## THE PROBLEM
Your task is to repeat the lines below exactly, excluding any pictures they contain.

(Dataset items)
● ● ●
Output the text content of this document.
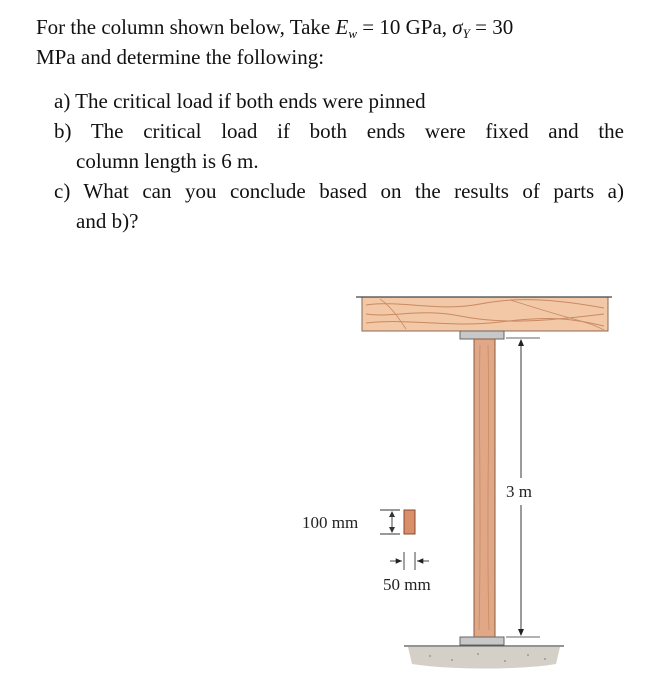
For the column shown below, Take $E_w = 10$ GPa, $\sigma_Y = 30$
MPa and determine the following:

a) The critical load if both ends were pinned

b) The critical load if both ends were fixed and the
column length is 6 m.

c) What can you conclude based on the results of parts a)
and b)?

3 m
100 mm
50 mm
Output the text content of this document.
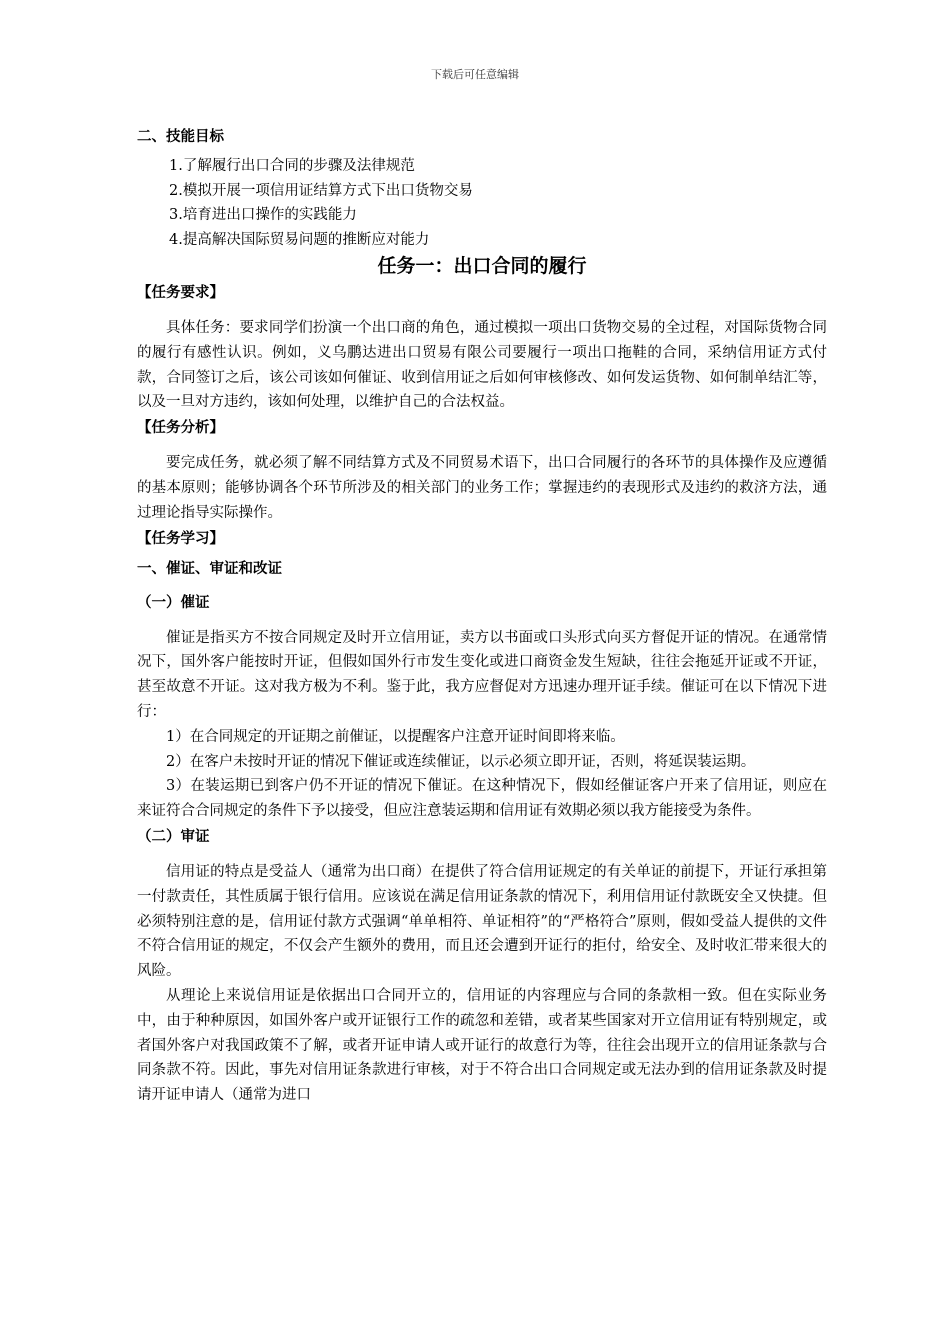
下载后可任意编辑
二、技能目标
1.了解履行出口合同的步骤及法律规范
2.模拟开展一项信用证结算方式下出口货物交易
3.培育进出口操作的实践能力
4.提高解决国际贸易问题的推断应对能力
任务一：出口合同的履行
【任务要求】

具体任务：要求同学们扮演一个出口商的角色，通过模拟一项出口货物交易的全过程，对国际货物合同的履行有感性认识。例如，义乌鹏达进出口贸易有限公司要履行一项出口拖鞋的合同，采纳信用证方式付款，合同签订之后，该公司该如何催证、收到信用证之后如何审核修改、如何发运货物、如何制单结汇等，以及一旦对方违约，该如何处理，以维护自己的合法权益。

【任务分析】

要完成任务，就必须了解不同结算方式及不同贸易术语下，出口合同履行的各环节的具体操作及应遵循的基本原则；能够协调各个环节所涉及的相关部门的业务工作；掌握违约的表现形式及违约的救济方法，通过理论指导实际操作。

【任务学习】
一、催证、审证和改证
（一）催证

催证是指买方不按合同规定及时开立信用证，卖方以书面或口头形式向买方督促开证的情况。在通常情况下，国外客户能按时开证，但假如国外行市发生变化或进口商资金发生短缺，往往会拖延开证或不开证，甚至故意不开证。这对我方极为不利。鉴于此，我方应督促对方迅速办理开证手续。催证可在以下情况下进行：

1）在合同规定的开证期之前催证，以提醒客户注意开证时间即将来临。

2）在客户未按时开证的情况下催证或连续催证，以示必须立即开证，否则，将延误装运期。

3）在装运期已到客户仍不开证的情况下催证。在这种情况下，假如经催证客户开来了信用证，则应在来证符合合同规定的条件下予以接受，但应注意装运期和信用证有效期必须以我方能接受为条件。

（二）审证

信用证的特点是受益人（通常为出口商）在提供了符合信用证规定的有关单证的前提下，开证行承担第一付款责任，其性质属于银行信用。应该说在满足信用证条款的情况下，利用信用证付款既安全又快捷。但必须特别注意的是，信用证付款方式强调“单单相符、单证相符”的“严格符合”原则，假如受益人提供的文件不符合信用证的规定，不仅会产生额外的费用，而且还会遭到开证行的拒付，给安全、及时收汇带来很大的风险。

从理论上来说信用证是依据出口合同开立的，信用证的内容理应与合同的条款相一致。但在实际业务中，由于种种原因，如国外客户或开证银行工作的疏忽和差错，或者某些国家对开立信用证有特别规定，或者国外客户对我国政策不了解，或者开证申请人或开证行的故意行为等，往往会出现开立的信用证条款与合同条款不符。因此，事先对信用证条款进行审核，对于不符合出口合同规定或无法办到的信用证条款及时提请开证申请人（通常为进口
● ● ●
## RESPONSE TO THE EXERCISE
Output the text content of this document.
For the column shown below, Take $E_w = 10$ GPa, $\sigma_Y = 30$
MPa and determine the following:

a) The critical load if both ends were pinned

b) The critical load if both ends were fixed and the
column length is 6 m.

c) What can you conclude based on the results of parts a)
and b)?

3 m
100 mm
50 mm
Output the text content of this document.
下载后可任意编辑
二、技能目标
1.了解履行出口合同的步骤及法律规范
2.模拟开展一项信用证结算方式下出口货物交易
3.培育进出口操作的实践能力
4.提高解决国际贸易问题的推断应对能力
任务一：出口合同的履行
【任务要求】

具体任务：要求同学们扮演一个出口商的角色，通过模拟一项出口货物交易的全过程，对国际货物合同的履行有感性认识。例如，义乌鹏达进出口贸易有限公司要履行一项出口拖鞋的合同，采纳信用证方式付款，合同签订之后，该公司该如何催证、收到信用证之后如何审核修改、如何发运货物、如何制单结汇等，以及一旦对方违约，该如何处理，以维护自己的合法权益。

【任务分析】

要完成任务，就必须了解不同结算方式及不同贸易术语下，出口合同履行的各环节的具体操作及应遵循的基本原则；能够协调各个环节所涉及的相关部门的业务工作；掌握违约的表现形式及违约的救济方法，通过理论指导实际操作。

【任务学习】
一、催证、审证和改证
（一）催证

催证是指买方不按合同规定及时开立信用证，卖方以书面或口头形式向买方督促开证的情况。在通常情况下，国外客户能按时开证，但假如国外行市发生变化或进口商资金发生短缺，往往会拖延开证或不开证，甚至故意不开证。这对我方极为不利。鉴于此，我方应督促对方迅速办理开证手续。催证可在以下情况下进行：

1）在合同规定的开证期之前催证，以提醒客户注意开证时间即将来临。

2）在客户未按时开证的情况下催证或连续催证，以示必须立即开证，否则，将延误装运期。

3）在装运期已到客户仍不开证的情况下催证。在这种情况下，假如经催证客户开来了信用证，则应在来证符合合同规定的条件下予以接受，但应注意装运期和信用证有效期必须以我方能接受为条件。

（二）审证

信用证的特点是受益人（通常为出口商）在提供了符合信用证规定的有关单证的前提下，开证行承担第一付款责任，其性质属于银行信用。应该说在满足信用证条款的情况下，利用信用证付款既安全又快捷。但必须特别注意的是，信用证付款方式强调“单单相符、单证相符”的“严格符合”原则，假如受益人提供的文件不符合信用证的规定，不仅会产生额外的费用，而且还会遭到开证行的拒付，给安全、及时收汇带来很大的风险。

从理论上来说信用证是依据出口合同开立的，信用证的内容理应与合同的条款相一致。但在实际业务中，由于种种原因，如国外客户或开证银行工作的疏忽和差错，或者某些国家对开立信用证有特别规定，或者国外客户对我国政策不了解，或者开证申请人或开证行的故意行为等，往往会出现开立的信用证条款与合同条款不符。因此，事先对信用证条款进行审核，对于不符合出口合同规定或无法办到的信用证条款及时提请开证申请人（通常为进口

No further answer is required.